• _WHAT YOU WILL DO_: Where the string "icon" occurs in the material below, report the whole line.

** Start DATA PROVIDED **

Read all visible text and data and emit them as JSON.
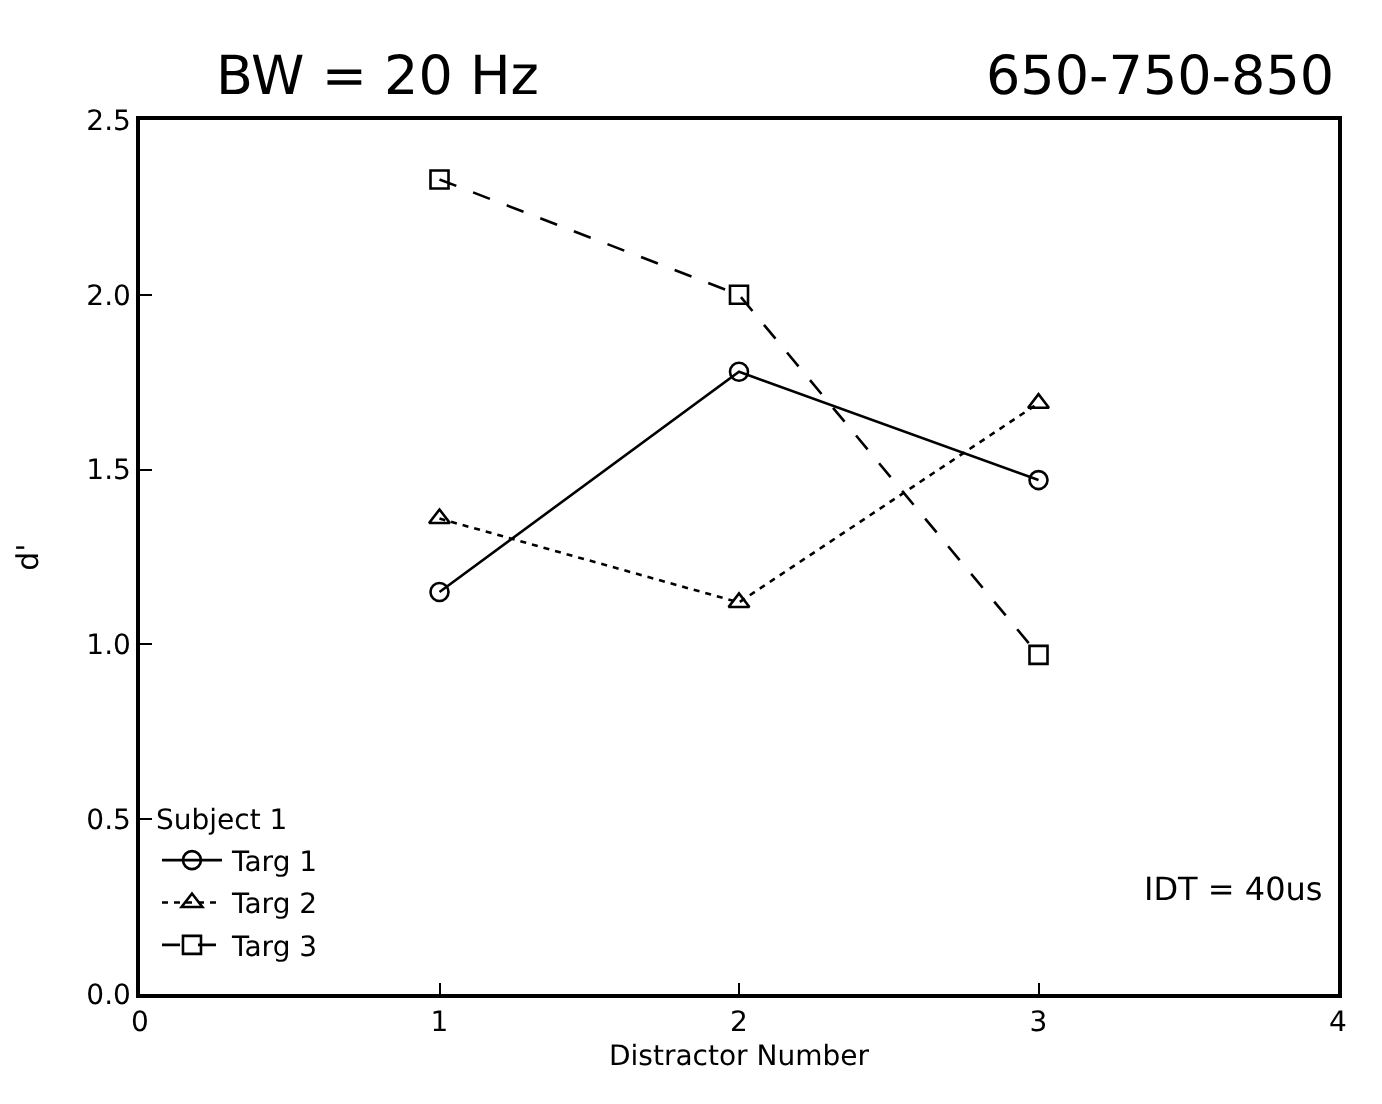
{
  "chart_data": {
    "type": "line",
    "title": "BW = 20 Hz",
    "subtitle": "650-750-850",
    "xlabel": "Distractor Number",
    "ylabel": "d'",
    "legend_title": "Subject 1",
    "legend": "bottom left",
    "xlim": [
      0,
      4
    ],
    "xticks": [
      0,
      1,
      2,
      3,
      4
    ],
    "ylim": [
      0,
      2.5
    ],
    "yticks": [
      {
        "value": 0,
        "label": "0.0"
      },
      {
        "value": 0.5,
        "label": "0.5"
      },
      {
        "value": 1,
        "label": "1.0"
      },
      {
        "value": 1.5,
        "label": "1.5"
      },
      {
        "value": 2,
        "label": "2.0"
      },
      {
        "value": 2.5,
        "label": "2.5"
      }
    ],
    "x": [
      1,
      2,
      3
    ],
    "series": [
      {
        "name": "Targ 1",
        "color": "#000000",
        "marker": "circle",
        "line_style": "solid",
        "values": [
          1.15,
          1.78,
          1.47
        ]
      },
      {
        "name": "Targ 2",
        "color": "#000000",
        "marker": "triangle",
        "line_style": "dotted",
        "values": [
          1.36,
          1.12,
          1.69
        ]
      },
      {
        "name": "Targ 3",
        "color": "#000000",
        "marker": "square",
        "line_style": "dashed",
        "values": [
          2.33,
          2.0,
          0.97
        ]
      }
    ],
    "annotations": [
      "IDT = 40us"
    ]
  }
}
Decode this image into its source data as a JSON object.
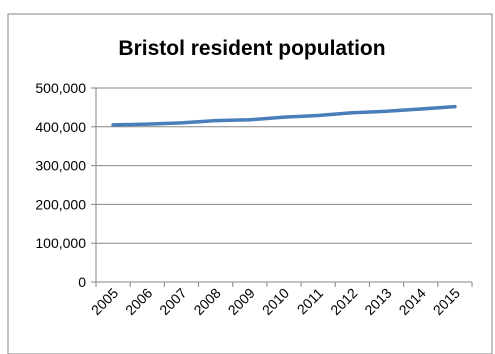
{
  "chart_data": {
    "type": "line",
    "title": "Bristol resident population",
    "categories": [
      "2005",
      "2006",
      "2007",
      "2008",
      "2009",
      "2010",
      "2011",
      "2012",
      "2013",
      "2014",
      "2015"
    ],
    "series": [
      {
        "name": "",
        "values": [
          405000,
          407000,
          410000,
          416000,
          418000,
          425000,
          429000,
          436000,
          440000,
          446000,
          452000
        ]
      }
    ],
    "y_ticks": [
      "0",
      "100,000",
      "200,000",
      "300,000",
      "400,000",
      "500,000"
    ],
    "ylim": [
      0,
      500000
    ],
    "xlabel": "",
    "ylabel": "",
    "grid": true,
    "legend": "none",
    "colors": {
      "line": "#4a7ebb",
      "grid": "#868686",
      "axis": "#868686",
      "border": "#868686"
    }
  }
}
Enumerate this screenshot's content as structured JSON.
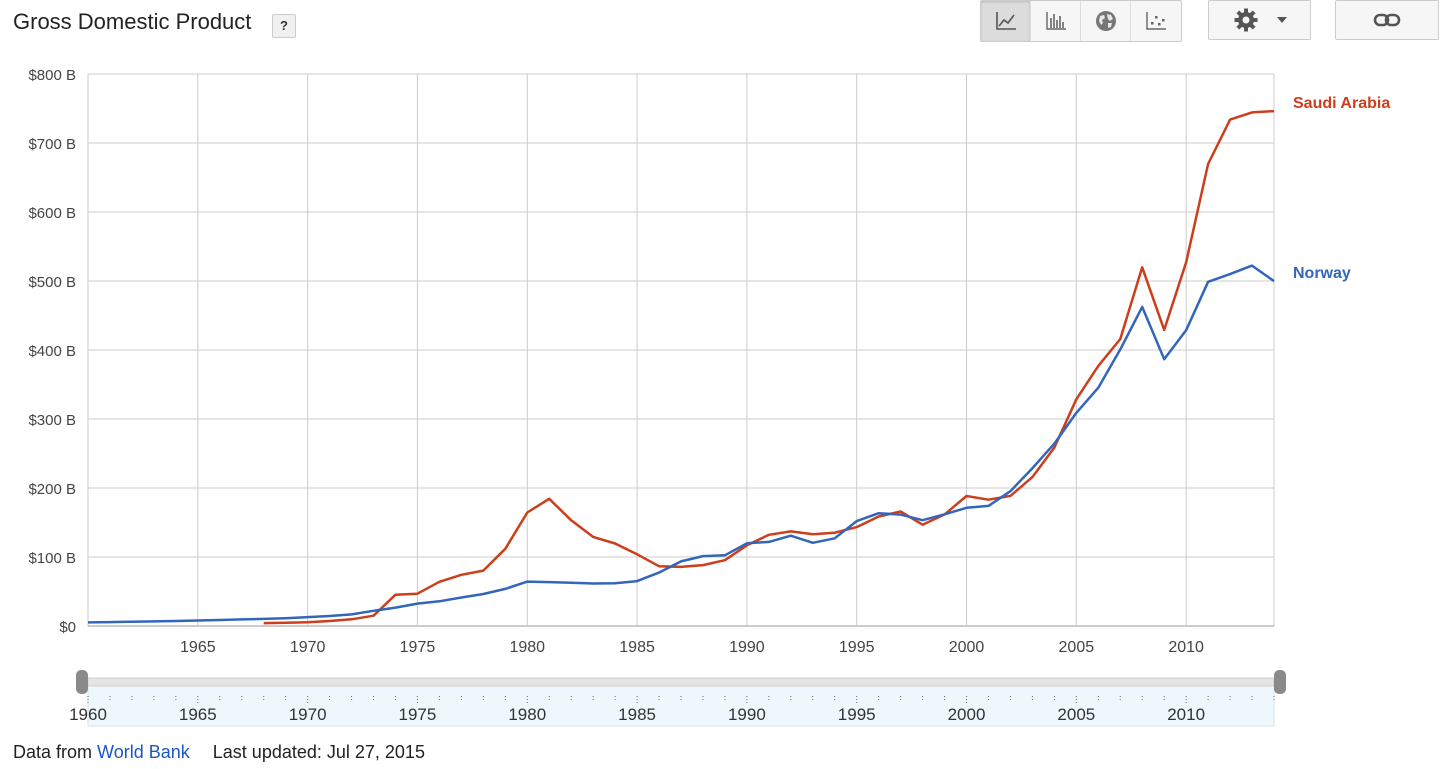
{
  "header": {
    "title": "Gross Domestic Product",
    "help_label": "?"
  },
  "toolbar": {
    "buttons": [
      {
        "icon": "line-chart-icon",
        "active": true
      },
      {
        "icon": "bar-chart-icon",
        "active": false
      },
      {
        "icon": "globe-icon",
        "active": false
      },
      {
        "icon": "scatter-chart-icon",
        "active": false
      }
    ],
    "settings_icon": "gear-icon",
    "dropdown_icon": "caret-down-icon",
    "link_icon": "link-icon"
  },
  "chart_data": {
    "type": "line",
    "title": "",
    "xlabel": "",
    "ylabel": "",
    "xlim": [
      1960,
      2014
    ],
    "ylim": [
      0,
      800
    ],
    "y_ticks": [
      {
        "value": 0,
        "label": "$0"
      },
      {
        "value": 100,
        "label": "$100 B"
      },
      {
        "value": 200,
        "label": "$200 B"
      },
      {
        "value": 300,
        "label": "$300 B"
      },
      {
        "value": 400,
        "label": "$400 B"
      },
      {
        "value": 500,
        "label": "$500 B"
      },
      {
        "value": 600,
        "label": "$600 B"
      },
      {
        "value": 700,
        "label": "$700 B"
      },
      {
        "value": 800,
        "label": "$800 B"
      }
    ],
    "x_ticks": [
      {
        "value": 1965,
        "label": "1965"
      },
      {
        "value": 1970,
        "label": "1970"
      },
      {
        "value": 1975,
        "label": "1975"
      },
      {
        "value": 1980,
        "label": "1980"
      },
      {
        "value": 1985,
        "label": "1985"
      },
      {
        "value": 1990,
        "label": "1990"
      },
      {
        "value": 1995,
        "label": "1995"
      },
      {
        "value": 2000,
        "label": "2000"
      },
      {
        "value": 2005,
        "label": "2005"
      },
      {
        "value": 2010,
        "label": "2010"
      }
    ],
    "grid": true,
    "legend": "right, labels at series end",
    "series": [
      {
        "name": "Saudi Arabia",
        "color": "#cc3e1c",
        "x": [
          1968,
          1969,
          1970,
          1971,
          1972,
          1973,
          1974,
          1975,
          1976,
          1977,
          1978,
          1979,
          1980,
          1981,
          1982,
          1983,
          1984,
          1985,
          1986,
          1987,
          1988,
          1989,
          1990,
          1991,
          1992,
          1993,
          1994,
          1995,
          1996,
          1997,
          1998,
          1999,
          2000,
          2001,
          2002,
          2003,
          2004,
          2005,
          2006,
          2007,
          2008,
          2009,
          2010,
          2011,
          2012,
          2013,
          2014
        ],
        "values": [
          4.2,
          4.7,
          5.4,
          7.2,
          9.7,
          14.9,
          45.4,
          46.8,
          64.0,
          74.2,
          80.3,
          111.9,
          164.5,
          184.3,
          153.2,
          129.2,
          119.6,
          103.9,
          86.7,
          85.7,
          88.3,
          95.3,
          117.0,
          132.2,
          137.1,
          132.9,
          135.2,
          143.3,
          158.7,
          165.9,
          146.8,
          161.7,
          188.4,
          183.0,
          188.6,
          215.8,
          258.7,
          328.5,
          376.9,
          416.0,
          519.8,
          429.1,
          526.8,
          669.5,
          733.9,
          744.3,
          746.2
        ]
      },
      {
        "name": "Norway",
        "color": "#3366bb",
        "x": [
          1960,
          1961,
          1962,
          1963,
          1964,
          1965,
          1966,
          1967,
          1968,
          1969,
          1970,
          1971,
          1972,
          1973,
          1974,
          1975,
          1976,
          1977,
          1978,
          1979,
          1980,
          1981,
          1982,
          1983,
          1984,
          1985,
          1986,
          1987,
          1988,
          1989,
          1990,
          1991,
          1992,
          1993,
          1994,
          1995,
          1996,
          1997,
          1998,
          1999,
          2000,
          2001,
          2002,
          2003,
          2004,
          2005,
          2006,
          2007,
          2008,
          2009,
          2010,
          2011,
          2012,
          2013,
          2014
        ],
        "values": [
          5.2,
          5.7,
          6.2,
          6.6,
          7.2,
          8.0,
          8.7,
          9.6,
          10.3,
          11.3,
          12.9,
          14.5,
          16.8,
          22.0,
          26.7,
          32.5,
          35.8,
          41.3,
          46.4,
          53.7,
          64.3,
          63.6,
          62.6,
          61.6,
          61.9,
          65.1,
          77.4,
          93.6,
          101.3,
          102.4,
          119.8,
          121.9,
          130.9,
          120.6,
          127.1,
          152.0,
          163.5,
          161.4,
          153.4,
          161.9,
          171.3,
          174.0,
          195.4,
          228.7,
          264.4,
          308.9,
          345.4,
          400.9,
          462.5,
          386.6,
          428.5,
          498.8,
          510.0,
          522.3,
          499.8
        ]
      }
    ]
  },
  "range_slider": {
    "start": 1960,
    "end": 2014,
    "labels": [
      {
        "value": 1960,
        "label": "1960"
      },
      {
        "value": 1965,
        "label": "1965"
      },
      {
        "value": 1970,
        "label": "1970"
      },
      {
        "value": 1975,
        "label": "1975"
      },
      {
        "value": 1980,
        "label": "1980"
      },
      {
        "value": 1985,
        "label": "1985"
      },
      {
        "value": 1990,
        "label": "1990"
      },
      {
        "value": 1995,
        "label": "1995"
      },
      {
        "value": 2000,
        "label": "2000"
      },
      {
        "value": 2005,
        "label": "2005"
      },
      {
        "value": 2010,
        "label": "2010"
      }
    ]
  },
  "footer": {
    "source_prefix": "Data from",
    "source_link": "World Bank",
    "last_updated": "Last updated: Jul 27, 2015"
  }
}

** End DATA PROVIDED **

• _ANSWER TO THIS PROBLEM_:
        "icon": "line-chart-icon",
        "icon": "bar-chart-icon",
        "icon": "globe-icon",
        "icon": "scatter-chart-icon",
    "settings_icon": "gear-icon",
    "dropdown_icon": "caret-down-icon",
    "link_icon": "link-icon"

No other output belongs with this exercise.